Set exercise: Omit the images. Copy each entry word for word.

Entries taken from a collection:

* begin *

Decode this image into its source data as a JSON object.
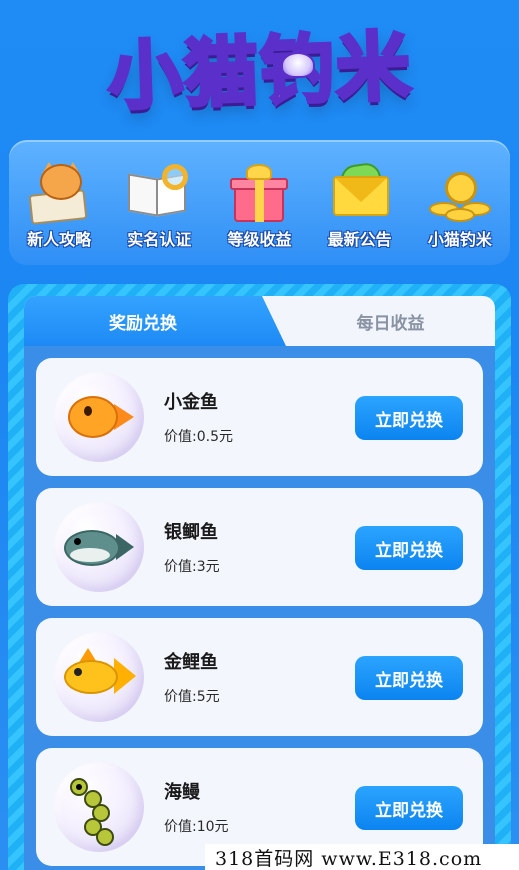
{
  "app": {
    "title": "小猫钓米"
  },
  "menu": {
    "items": [
      {
        "label": "新人攻略",
        "icon": "cat-guide-icon"
      },
      {
        "label": "实名认证",
        "icon": "book-magnifier-icon"
      },
      {
        "label": "等级收益",
        "icon": "gift-box-icon"
      },
      {
        "label": "最新公告",
        "icon": "envelope-icon"
      },
      {
        "label": "小猫钓米",
        "icon": "gold-coins-icon"
      }
    ]
  },
  "tabs": {
    "active": "奖励兑换",
    "inactive": "每日收益"
  },
  "rewards": [
    {
      "name": "小金鱼",
      "price": "价值:0.5元",
      "button": "立即兑换",
      "icon": "goldfish-icon"
    },
    {
      "name": "银鲫鱼",
      "price": "价值:3元",
      "button": "立即兑换",
      "icon": "silver-crucian-icon"
    },
    {
      "name": "金鲤鱼",
      "price": "价值:5元",
      "button": "立即兑换",
      "icon": "golden-carp-icon"
    },
    {
      "name": "海鳗",
      "price": "价值:10元",
      "button": "立即兑换",
      "icon": "sea-eel-icon"
    }
  ],
  "watermark": "318首码网 www.E318.com",
  "colors": {
    "background": "#1f8cf5",
    "button": "#0c84f0",
    "tab_active": "#1d8af5",
    "card": "#f3f6fc"
  }
}
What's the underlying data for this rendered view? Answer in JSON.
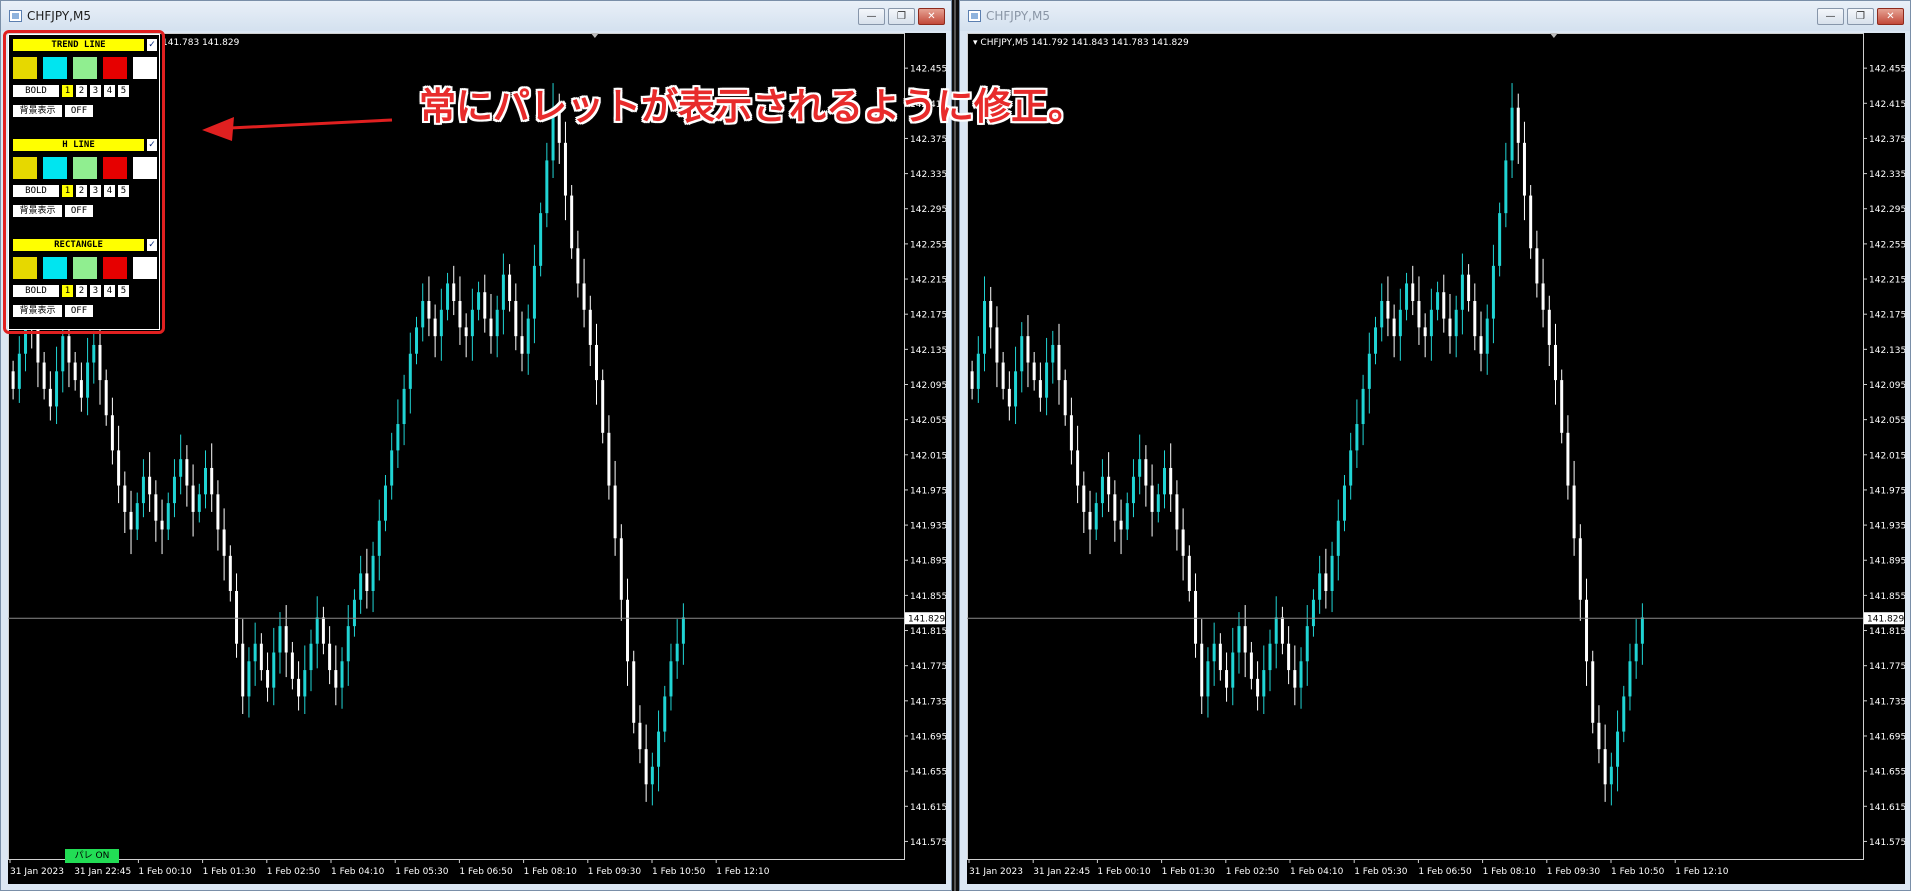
{
  "colors": {
    "bull": "#20d4d4",
    "bear": "#ffffff",
    "bg": "#000000",
    "highlight": "#e02020",
    "palette_head": "#ffff00",
    "pare_btn": "#22dd55"
  },
  "left_window": {
    "title": "CHFJPY,M5",
    "info": "141.783 141.829",
    "buttons": {
      "minimize": "—",
      "restore": "❐",
      "close": "✕"
    }
  },
  "right_window": {
    "title": "CHFJPY,M5",
    "info": "CHFJPY,M5  141.792 141.843 141.783 141.829",
    "buttons": {
      "minimize": "—",
      "restore": "❐",
      "close": "✕"
    }
  },
  "chart_data": {
    "type": "candlestick",
    "symbol": "CHFJPY",
    "timeframe": "M5",
    "ylim": [
      141.555,
      142.495
    ],
    "y_ticks": [
      "142.455",
      "142.415",
      "142.375",
      "142.335",
      "142.295",
      "142.255",
      "142.215",
      "142.175",
      "142.135",
      "142.095",
      "142.055",
      "142.015",
      "141.975",
      "141.935",
      "141.895",
      "141.855",
      "141.815",
      "141.775",
      "141.735",
      "141.695",
      "141.655",
      "141.615",
      "141.575"
    ],
    "current_price": "141.829",
    "x_ticks": [
      "31 Jan 2023",
      "31 Jan 22:45",
      "1 Feb 00:10",
      "1 Feb 01:30",
      "1 Feb 02:50",
      "1 Feb 04:10",
      "1 Feb 05:30",
      "1 Feb 06:50",
      "1 Feb 08:10",
      "1 Feb 09:30",
      "1 Feb 10:50",
      "1 Feb 12:10"
    ],
    "closes": [
      142.09,
      142.13,
      142.19,
      142.16,
      142.12,
      142.09,
      142.07,
      142.11,
      142.15,
      142.12,
      142.1,
      142.08,
      142.12,
      142.14,
      142.1,
      142.06,
      142.02,
      141.98,
      141.95,
      141.93,
      141.96,
      141.99,
      141.97,
      141.94,
      141.93,
      141.96,
      141.99,
      142.01,
      141.98,
      141.95,
      141.97,
      142.0,
      141.97,
      141.93,
      141.9,
      141.86,
      141.8,
      141.74,
      141.78,
      141.8,
      141.77,
      141.75,
      141.79,
      141.82,
      141.79,
      141.76,
      141.74,
      141.77,
      141.8,
      141.83,
      141.8,
      141.77,
      141.75,
      141.78,
      141.82,
      141.85,
      141.88,
      141.86,
      141.9,
      141.94,
      141.98,
      142.02,
      142.05,
      142.09,
      142.13,
      142.16,
      142.19,
      142.17,
      142.15,
      142.18,
      142.21,
      142.19,
      142.16,
      142.15,
      142.18,
      142.2,
      142.17,
      142.15,
      142.18,
      142.22,
      142.19,
      142.15,
      142.13,
      142.17,
      142.23,
      142.29,
      142.35,
      142.41,
      142.37,
      142.31,
      142.25,
      142.21,
      142.18,
      142.14,
      142.1,
      142.04,
      141.98,
      141.92,
      141.85,
      141.78,
      141.71,
      141.68,
      141.64,
      141.66,
      141.7,
      141.74,
      141.78,
      141.8,
      141.83
    ]
  },
  "palette": {
    "sections": [
      {
        "title": "TREND LINE",
        "check": "✓",
        "bold": "BOLD",
        "nums": [
          "1",
          "2",
          "3",
          "4",
          "5"
        ],
        "bg_label": "背景表示",
        "off": "OFF"
      },
      {
        "title": "H LINE",
        "check": "✓",
        "bold": "BOLD",
        "nums": [
          "1",
          "2",
          "3",
          "4",
          "5"
        ],
        "bg_label": "背景表示",
        "off": "OFF"
      },
      {
        "title": "RECTANGLE",
        "check": "✓",
        "bold": "BOLD",
        "nums": [
          "1",
          "2",
          "3",
          "4",
          "5"
        ],
        "bg_label": "背景表示",
        "off": "OFF"
      }
    ],
    "swatches": [
      "#e6d800",
      "#00e5f0",
      "#90ee90",
      "#e60000",
      "#ffffff"
    ]
  },
  "annotation": "常にパレットが表示されるように修正。",
  "pare_button": "パレ ON"
}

* end *

The answer:
Decode this image into its source data as a JSON object.
{
  "app": {
    "title": "小猫钓米"
  },
  "menu": {
    "items": [
      {
        "label": "新人攻略",
        "icon": "cat-guide-icon"
      },
      {
        "label": "实名认证",
        "icon": "book-magnifier-icon"
      },
      {
        "label": "等级收益",
        "icon": "gift-box-icon"
      },
      {
        "label": "最新公告",
        "icon": "envelope-icon"
      },
      {
        "label": "小猫钓米",
        "icon": "gold-coins-icon"
      }
    ]
  },
  "tabs": {
    "active": "奖励兑换",
    "inactive": "每日收益"
  },
  "rewards": [
    {
      "name": "小金鱼",
      "price": "价值:0.5元",
      "button": "立即兑换",
      "icon": "goldfish-icon"
    },
    {
      "name": "银鲫鱼",
      "price": "价值:3元",
      "button": "立即兑换",
      "icon": "silver-crucian-icon"
    },
    {
      "name": "金鲤鱼",
      "price": "价值:5元",
      "button": "立即兑换",
      "icon": "golden-carp-icon"
    },
    {
      "name": "海鳗",
      "price": "价值:10元",
      "button": "立即兑换",
      "icon": "sea-eel-icon"
    }
  ],
  "watermark": "318首码网 www.E318.com",
  "colors": {
    "background": "#1f8cf5",
    "button": "#0c84f0",
    "tab_active": "#1d8af5",
    "card": "#f3f6fc"
  }
}
What's the underlying data for this rendered view? Answer in JSON.
{
  "colors": {
    "bull": "#20d4d4",
    "bear": "#ffffff",
    "bg": "#000000",
    "highlight": "#e02020",
    "palette_head": "#ffff00",
    "pare_btn": "#22dd55"
  },
  "left_window": {
    "title": "CHFJPY,M5",
    "info": "141.783 141.829",
    "buttons": {
      "minimize": "—",
      "restore": "❐",
      "close": "✕"
    }
  },
  "right_window": {
    "title": "CHFJPY,M5",
    "info": "CHFJPY,M5  141.792 141.843 141.783 141.829",
    "buttons": {
      "minimize": "—",
      "restore": "❐",
      "close": "✕"
    }
  },
  "chart_data": {
    "type": "candlestick",
    "symbol": "CHFJPY",
    "timeframe": "M5",
    "ylim": [
      141.555,
      142.495
    ],
    "y_ticks": [
      "142.455",
      "142.415",
      "142.375",
      "142.335",
      "142.295",
      "142.255",
      "142.215",
      "142.175",
      "142.135",
      "142.095",
      "142.055",
      "142.015",
      "141.975",
      "141.935",
      "141.895",
      "141.855",
      "141.815",
      "141.775",
      "141.735",
      "141.695",
      "141.655",
      "141.615",
      "141.575"
    ],
    "current_price": "141.829",
    "x_ticks": [
      "31 Jan 2023",
      "31 Jan 22:45",
      "1 Feb 00:10",
      "1 Feb 01:30",
      "1 Feb 02:50",
      "1 Feb 04:10",
      "1 Feb 05:30",
      "1 Feb 06:50",
      "1 Feb 08:10",
      "1 Feb 09:30",
      "1 Feb 10:50",
      "1 Feb 12:10"
    ],
    "closes": [
      142.09,
      142.13,
      142.19,
      142.16,
      142.12,
      142.09,
      142.07,
      142.11,
      142.15,
      142.12,
      142.1,
      142.08,
      142.12,
      142.14,
      142.1,
      142.06,
      142.02,
      141.98,
      141.95,
      141.93,
      141.96,
      141.99,
      141.97,
      141.94,
      141.93,
      141.96,
      141.99,
      142.01,
      141.98,
      141.95,
      141.97,
      142.0,
      141.97,
      141.93,
      141.9,
      141.86,
      141.8,
      141.74,
      141.78,
      141.8,
      141.77,
      141.75,
      141.79,
      141.82,
      141.79,
      141.76,
      141.74,
      141.77,
      141.8,
      141.83,
      141.8,
      141.77,
      141.75,
      141.78,
      141.82,
      141.85,
      141.88,
      141.86,
      141.9,
      141.94,
      141.98,
      142.02,
      142.05,
      142.09,
      142.13,
      142.16,
      142.19,
      142.17,
      142.15,
      142.18,
      142.21,
      142.19,
      142.16,
      142.15,
      142.18,
      142.2,
      142.17,
      142.15,
      142.18,
      142.22,
      142.19,
      142.15,
      142.13,
      142.17,
      142.23,
      142.29,
      142.35,
      142.41,
      142.37,
      142.31,
      142.25,
      142.21,
      142.18,
      142.14,
      142.1,
      142.04,
      141.98,
      141.92,
      141.85,
      141.78,
      141.71,
      141.68,
      141.64,
      141.66,
      141.7,
      141.74,
      141.78,
      141.8,
      141.83
    ]
  },
  "palette": {
    "sections": [
      {
        "title": "TREND LINE",
        "check": "✓",
        "bold": "BOLD",
        "nums": [
          "1",
          "2",
          "3",
          "4",
          "5"
        ],
        "bg_label": "背景表示",
        "off": "OFF"
      },
      {
        "title": "H LINE",
        "check": "✓",
        "bold": "BOLD",
        "nums": [
          "1",
          "2",
          "3",
          "4",
          "5"
        ],
        "bg_label": "背景表示",
        "off": "OFF"
      },
      {
        "title": "RECTANGLE",
        "check": "✓",
        "bold": "BOLD",
        "nums": [
          "1",
          "2",
          "3",
          "4",
          "5"
        ],
        "bg_label": "背景表示",
        "off": "OFF"
      }
    ],
    "swatches": [
      "#e6d800",
      "#00e5f0",
      "#90ee90",
      "#e60000",
      "#ffffff"
    ]
  },
  "annotation": "常にパレットが表示されるように修正。",
  "pare_button": "パレ ON"
}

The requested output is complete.